:: Dataset extract

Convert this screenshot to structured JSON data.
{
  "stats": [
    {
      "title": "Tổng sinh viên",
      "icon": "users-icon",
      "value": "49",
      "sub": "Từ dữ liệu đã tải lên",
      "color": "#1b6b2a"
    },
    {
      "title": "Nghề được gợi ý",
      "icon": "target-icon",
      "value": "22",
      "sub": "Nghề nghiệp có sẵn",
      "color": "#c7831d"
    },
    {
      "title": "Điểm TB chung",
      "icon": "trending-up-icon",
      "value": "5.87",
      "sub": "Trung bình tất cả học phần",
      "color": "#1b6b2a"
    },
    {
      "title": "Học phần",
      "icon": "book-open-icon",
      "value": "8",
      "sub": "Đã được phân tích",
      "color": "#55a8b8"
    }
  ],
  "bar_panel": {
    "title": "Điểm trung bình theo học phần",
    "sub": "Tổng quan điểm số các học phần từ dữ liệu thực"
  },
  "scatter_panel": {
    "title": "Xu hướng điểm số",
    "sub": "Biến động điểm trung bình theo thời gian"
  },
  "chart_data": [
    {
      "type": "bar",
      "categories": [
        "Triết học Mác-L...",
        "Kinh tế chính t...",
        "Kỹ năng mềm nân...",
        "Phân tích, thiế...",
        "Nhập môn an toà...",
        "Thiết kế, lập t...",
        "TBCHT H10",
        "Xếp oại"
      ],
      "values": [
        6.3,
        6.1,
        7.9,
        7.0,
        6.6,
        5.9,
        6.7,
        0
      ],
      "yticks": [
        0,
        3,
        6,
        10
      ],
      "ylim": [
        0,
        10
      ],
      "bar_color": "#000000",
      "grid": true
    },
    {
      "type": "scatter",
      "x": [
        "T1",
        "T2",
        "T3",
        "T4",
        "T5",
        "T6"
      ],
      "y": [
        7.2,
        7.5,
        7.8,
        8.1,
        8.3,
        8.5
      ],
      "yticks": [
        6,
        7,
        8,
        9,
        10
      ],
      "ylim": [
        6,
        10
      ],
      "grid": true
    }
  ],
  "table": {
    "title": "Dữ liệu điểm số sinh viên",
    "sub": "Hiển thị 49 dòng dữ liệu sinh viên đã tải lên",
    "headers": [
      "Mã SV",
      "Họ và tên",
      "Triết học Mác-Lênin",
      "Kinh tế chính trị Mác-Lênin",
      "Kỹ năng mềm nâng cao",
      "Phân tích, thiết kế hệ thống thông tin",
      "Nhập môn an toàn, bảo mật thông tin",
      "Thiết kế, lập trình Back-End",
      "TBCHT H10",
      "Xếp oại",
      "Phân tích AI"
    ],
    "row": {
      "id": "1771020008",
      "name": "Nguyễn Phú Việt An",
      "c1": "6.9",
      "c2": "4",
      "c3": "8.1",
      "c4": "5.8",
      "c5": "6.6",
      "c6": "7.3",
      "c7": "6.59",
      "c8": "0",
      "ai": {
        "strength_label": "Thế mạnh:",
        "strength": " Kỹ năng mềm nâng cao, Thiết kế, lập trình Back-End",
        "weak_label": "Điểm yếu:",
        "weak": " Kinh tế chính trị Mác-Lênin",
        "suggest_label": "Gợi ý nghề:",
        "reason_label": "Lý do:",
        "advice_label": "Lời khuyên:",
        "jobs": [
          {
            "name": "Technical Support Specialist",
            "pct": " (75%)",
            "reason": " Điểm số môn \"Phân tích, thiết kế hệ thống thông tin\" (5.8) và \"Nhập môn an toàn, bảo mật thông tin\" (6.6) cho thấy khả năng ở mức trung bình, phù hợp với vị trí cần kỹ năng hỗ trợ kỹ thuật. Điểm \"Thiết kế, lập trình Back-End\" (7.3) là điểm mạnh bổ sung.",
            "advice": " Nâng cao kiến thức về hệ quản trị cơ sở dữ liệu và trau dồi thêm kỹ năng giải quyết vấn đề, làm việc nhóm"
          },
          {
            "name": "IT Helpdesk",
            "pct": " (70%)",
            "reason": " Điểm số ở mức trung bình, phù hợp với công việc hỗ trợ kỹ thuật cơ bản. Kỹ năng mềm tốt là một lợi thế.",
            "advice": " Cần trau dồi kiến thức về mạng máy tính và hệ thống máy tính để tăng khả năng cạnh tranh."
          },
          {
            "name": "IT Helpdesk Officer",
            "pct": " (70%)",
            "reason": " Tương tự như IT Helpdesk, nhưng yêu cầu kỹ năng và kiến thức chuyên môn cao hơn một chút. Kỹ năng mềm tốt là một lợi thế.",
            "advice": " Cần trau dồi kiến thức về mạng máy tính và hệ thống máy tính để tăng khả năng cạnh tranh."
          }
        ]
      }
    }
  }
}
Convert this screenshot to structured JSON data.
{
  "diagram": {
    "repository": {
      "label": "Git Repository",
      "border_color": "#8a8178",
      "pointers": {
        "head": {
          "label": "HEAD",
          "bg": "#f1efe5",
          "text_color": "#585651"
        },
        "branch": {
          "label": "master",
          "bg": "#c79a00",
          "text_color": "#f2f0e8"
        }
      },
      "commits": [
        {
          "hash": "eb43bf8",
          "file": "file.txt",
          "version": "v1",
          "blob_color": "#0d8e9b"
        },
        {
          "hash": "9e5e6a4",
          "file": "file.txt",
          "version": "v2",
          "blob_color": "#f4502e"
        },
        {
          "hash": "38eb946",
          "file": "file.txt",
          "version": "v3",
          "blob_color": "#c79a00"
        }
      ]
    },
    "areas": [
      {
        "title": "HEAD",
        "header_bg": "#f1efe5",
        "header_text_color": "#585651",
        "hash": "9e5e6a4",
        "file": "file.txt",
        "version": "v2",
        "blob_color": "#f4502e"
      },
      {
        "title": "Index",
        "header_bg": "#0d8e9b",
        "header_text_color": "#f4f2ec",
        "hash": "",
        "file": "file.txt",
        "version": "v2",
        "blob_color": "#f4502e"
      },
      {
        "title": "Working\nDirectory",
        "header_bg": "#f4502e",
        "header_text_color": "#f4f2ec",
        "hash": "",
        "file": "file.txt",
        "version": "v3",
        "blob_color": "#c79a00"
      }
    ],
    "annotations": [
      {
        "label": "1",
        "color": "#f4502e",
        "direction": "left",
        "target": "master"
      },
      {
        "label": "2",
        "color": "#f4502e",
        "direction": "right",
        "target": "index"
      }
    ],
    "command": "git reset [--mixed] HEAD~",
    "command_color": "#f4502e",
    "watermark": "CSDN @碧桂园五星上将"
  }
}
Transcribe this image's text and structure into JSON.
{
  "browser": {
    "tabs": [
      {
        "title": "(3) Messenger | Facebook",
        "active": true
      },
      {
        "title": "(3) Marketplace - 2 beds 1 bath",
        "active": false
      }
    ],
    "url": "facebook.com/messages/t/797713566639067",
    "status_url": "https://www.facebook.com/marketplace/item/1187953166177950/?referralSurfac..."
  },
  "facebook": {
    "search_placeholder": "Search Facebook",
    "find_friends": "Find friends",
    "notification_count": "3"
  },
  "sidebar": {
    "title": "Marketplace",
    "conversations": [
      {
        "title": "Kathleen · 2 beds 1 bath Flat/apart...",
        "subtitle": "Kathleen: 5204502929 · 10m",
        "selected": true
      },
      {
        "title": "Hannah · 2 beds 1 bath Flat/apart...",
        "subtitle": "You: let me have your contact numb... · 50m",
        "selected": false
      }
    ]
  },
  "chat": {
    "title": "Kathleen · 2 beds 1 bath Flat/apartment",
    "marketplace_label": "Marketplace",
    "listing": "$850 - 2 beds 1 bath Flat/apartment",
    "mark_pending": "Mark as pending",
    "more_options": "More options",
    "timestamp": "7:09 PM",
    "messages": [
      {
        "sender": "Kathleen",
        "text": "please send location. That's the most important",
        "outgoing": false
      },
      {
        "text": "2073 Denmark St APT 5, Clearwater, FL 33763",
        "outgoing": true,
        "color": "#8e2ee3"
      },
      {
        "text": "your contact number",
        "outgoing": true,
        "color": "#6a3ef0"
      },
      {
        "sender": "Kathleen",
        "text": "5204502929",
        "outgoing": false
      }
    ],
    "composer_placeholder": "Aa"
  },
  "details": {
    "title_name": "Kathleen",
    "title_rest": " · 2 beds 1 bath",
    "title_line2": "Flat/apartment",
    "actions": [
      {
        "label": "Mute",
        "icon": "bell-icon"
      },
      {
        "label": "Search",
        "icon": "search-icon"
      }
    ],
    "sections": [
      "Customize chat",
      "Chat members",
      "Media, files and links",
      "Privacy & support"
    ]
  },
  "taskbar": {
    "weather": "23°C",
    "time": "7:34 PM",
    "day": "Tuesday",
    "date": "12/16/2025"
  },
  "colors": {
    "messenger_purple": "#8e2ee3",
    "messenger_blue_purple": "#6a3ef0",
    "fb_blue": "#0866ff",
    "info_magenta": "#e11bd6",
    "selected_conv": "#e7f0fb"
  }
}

::::

*Task*
Tally the lines above containing "Helpdesk". Answer with the count only.

*Finished answer*
3